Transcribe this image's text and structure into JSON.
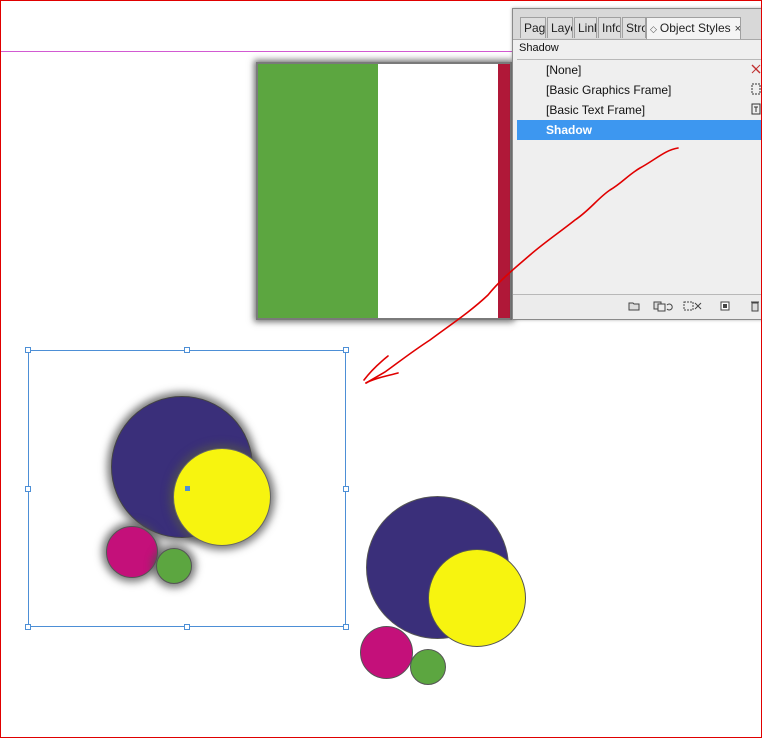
{
  "panel": {
    "tabs": [
      {
        "label": "Pag"
      },
      {
        "label": "Laye"
      },
      {
        "label": "Link"
      },
      {
        "label": "Info"
      },
      {
        "label": "Stro"
      },
      {
        "label": "Object Styles",
        "active": true
      }
    ],
    "close_glyph": "×",
    "menu_glyph": "◇",
    "current_style": "Shadow",
    "styles": [
      {
        "label": "[None]",
        "icon": "none-style-icon"
      },
      {
        "label": "[Basic Graphics Frame]",
        "icon": "graphics-frame-icon"
      },
      {
        "label": "[Basic Text Frame]",
        "icon": "text-frame-icon"
      },
      {
        "label": "Shadow",
        "selected": true
      }
    ],
    "bottom_icons": [
      "folder-icon",
      "clear-overrides-icon",
      "clear-attributes-icon",
      "new-style-icon",
      "trash-icon"
    ]
  },
  "colors": {
    "navy": "#3a2f7a",
    "yellow": "#f7f40f",
    "magenta": "#c4107a",
    "green": "#5ca640",
    "flag_red": "#b01838",
    "selection_blue": "#4d8fd6",
    "annotation_red": "#e00000"
  }
}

....

▶ **GIVEN PROBLEM**: Quote each line of the listing exactly, but leave the pictures out.

▶ **OUTPUT FOR THIS TASK**:
Transcribe this image's text and structure into JSON.
{
  "panel": {
    "tabs": [
      {
        "label": "Pag"
      },
      {
        "label": "Laye"
      },
      {
        "label": "Link"
      },
      {
        "label": "Info"
      },
      {
        "label": "Stro"
      },
      {
        "label": "Object Styles",
        "active": true
      }
    ],
    "close_glyph": "×",
    "menu_glyph": "◇",
    "current_style": "Shadow",
    "styles": [
      {
        "label": "[None]",
        "icon": "none-style-icon"
      },
      {
        "label": "[Basic Graphics Frame]",
        "icon": "graphics-frame-icon"
      },
      {
        "label": "[Basic Text Frame]",
        "icon": "text-frame-icon"
      },
      {
        "label": "Shadow",
        "selected": true
      }
    ],
    "bottom_icons": [
      "folder-icon",
      "clear-overrides-icon",
      "clear-attributes-icon",
      "new-style-icon",
      "trash-icon"
    ]
  },
  "colors": {
    "navy": "#3a2f7a",
    "yellow": "#f7f40f",
    "magenta": "#c4107a",
    "green": "#5ca640",
    "flag_red": "#b01838",
    "selection_blue": "#4d8fd6",
    "annotation_red": "#e00000"
  }
}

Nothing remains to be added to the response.